Task prompt: Reproduce the full listing below unchanged, apart from the pictures.

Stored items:

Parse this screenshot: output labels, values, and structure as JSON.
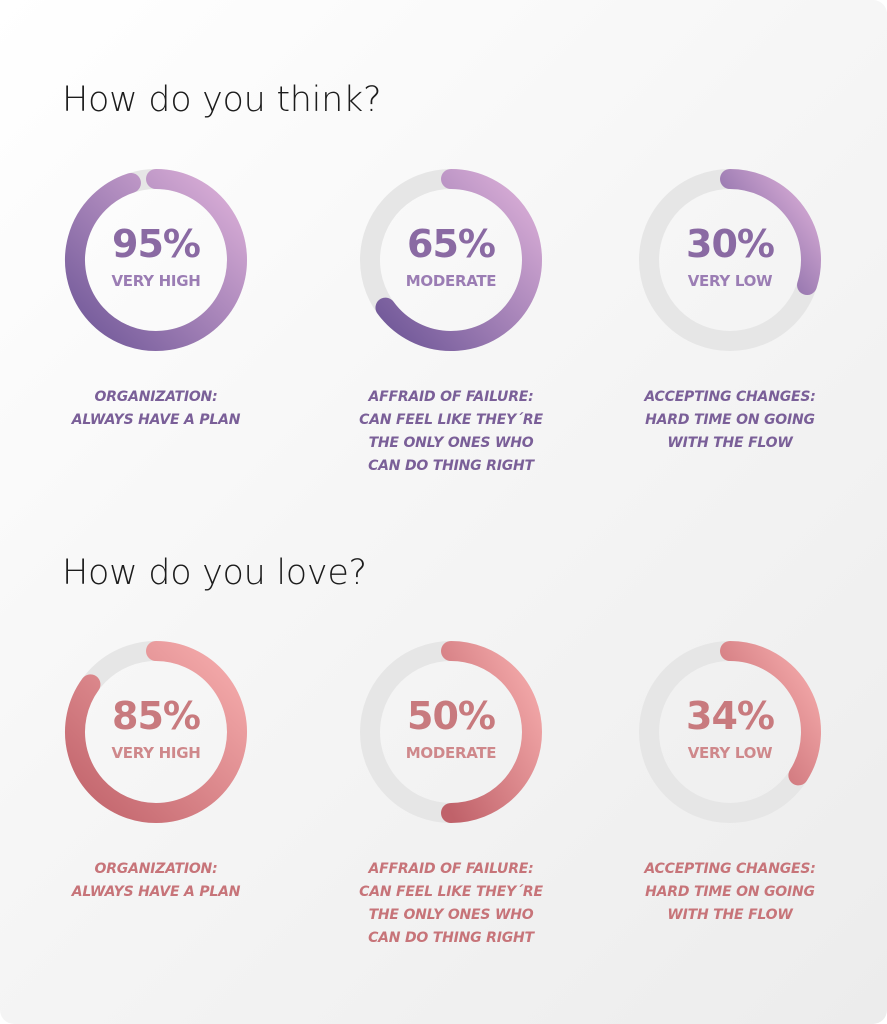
{
  "sections": [
    {
      "title": "How do you think?",
      "colors": {
        "start": "#dfb2da",
        "end": "#6e5697",
        "track": "#e6e6e6"
      },
      "gauges": [
        {
          "percent": 95,
          "value_label": "95%",
          "level": "VERY HIGH",
          "description": [
            "ORGANIZATION:",
            "ALWAYS HAVE A PLAN"
          ]
        },
        {
          "percent": 65,
          "value_label": "65%",
          "level": "MODERATE",
          "description": [
            "AFFRAID OF FAILURE:",
            "CAN FEEL LIKE THEY´RE",
            "THE ONLY ONES WHO",
            "CAN DO THING RIGHT"
          ]
        },
        {
          "percent": 30,
          "value_label": "30%",
          "level": "VERY LOW",
          "description": [
            "ACCEPTING CHANGES:",
            "HARD TIME ON GOING",
            "WITH THE FLOW"
          ]
        }
      ]
    },
    {
      "title": "How do you love?",
      "colors": {
        "start": "#f7aeae",
        "end": "#c0626a",
        "track": "#e6e6e6"
      },
      "gauges": [
        {
          "percent": 85,
          "value_label": "85%",
          "level": "VERY HIGH",
          "description": [
            "ORGANIZATION:",
            "ALWAYS HAVE A PLAN"
          ]
        },
        {
          "percent": 50,
          "value_label": "50%",
          "level": "MODERATE",
          "description": [
            "AFFRAID OF FAILURE:",
            "CAN FEEL LIKE THEY´RE",
            "THE ONLY ONES WHO",
            "CAN DO THING RIGHT"
          ]
        },
        {
          "percent": 34,
          "value_label": "34%",
          "level": "VERY LOW",
          "description": [
            "ACCEPTING CHANGES:",
            "HARD TIME ON GOING",
            "WITH THE FLOW"
          ]
        }
      ]
    }
  ],
  "chart_data": [
    {
      "type": "donut",
      "title": "How do you think?",
      "categories": [
        "ORGANIZATION: ALWAYS HAVE A PLAN",
        "AFFRAID OF FAILURE: CAN FEEL LIKE THEY´RE THE ONLY ONES WHO CAN DO THING RIGHT",
        "ACCEPTING CHANGES: HARD TIME ON GOING WITH THE FLOW"
      ],
      "values": [
        95,
        65,
        30
      ],
      "labels": [
        "VERY HIGH",
        "MODERATE",
        "VERY LOW"
      ],
      "ylim": [
        0,
        100
      ]
    },
    {
      "type": "donut",
      "title": "How do you love?",
      "categories": [
        "ORGANIZATION: ALWAYS HAVE A PLAN",
        "AFFRAID OF FAILURE: CAN FEEL LIKE THEY´RE THE ONLY ONES WHO CAN DO THING RIGHT",
        "ACCEPTING CHANGES: HARD TIME ON GOING WITH THE FLOW"
      ],
      "values": [
        85,
        50,
        34
      ],
      "labels": [
        "VERY HIGH",
        "MODERATE",
        "VERY LOW"
      ],
      "ylim": [
        0,
        100
      ]
    }
  ]
}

Solution:
Parse this screenshot: output labels, values, and structure as JSON.
{
  "sections": [
    {
      "title": "How do you think?",
      "colors": {
        "start": "#dfb2da",
        "end": "#6e5697",
        "track": "#e6e6e6"
      },
      "gauges": [
        {
          "percent": 95,
          "value_label": "95%",
          "level": "VERY HIGH",
          "description": [
            "ORGANIZATION:",
            "ALWAYS HAVE A PLAN"
          ]
        },
        {
          "percent": 65,
          "value_label": "65%",
          "level": "MODERATE",
          "description": [
            "AFFRAID OF FAILURE:",
            "CAN FEEL LIKE THEY´RE",
            "THE ONLY ONES WHO",
            "CAN DO THING RIGHT"
          ]
        },
        {
          "percent": 30,
          "value_label": "30%",
          "level": "VERY LOW",
          "description": [
            "ACCEPTING CHANGES:",
            "HARD TIME ON GOING",
            "WITH THE FLOW"
          ]
        }
      ]
    },
    {
      "title": "How do you love?",
      "colors": {
        "start": "#f7aeae",
        "end": "#c0626a",
        "track": "#e6e6e6"
      },
      "gauges": [
        {
          "percent": 85,
          "value_label": "85%",
          "level": "VERY HIGH",
          "description": [
            "ORGANIZATION:",
            "ALWAYS HAVE A PLAN"
          ]
        },
        {
          "percent": 50,
          "value_label": "50%",
          "level": "MODERATE",
          "description": [
            "AFFRAID OF FAILURE:",
            "CAN FEEL LIKE THEY´RE",
            "THE ONLY ONES WHO",
            "CAN DO THING RIGHT"
          ]
        },
        {
          "percent": 34,
          "value_label": "34%",
          "level": "VERY LOW",
          "description": [
            "ACCEPTING CHANGES:",
            "HARD TIME ON GOING",
            "WITH THE FLOW"
          ]
        }
      ]
    }
  ],
  "chart_data": [
    {
      "type": "donut",
      "title": "How do you think?",
      "categories": [
        "ORGANIZATION: ALWAYS HAVE A PLAN",
        "AFFRAID OF FAILURE: CAN FEEL LIKE THEY´RE THE ONLY ONES WHO CAN DO THING RIGHT",
        "ACCEPTING CHANGES: HARD TIME ON GOING WITH THE FLOW"
      ],
      "values": [
        95,
        65,
        30
      ],
      "labels": [
        "VERY HIGH",
        "MODERATE",
        "VERY LOW"
      ],
      "ylim": [
        0,
        100
      ]
    },
    {
      "type": "donut",
      "title": "How do you love?",
      "categories": [
        "ORGANIZATION: ALWAYS HAVE A PLAN",
        "AFFRAID OF FAILURE: CAN FEEL LIKE THEY´RE THE ONLY ONES WHO CAN DO THING RIGHT",
        "ACCEPTING CHANGES: HARD TIME ON GOING WITH THE FLOW"
      ],
      "values": [
        85,
        50,
        34
      ],
      "labels": [
        "VERY HIGH",
        "MODERATE",
        "VERY LOW"
      ],
      "ylim": [
        0,
        100
      ]
    }
  ]
}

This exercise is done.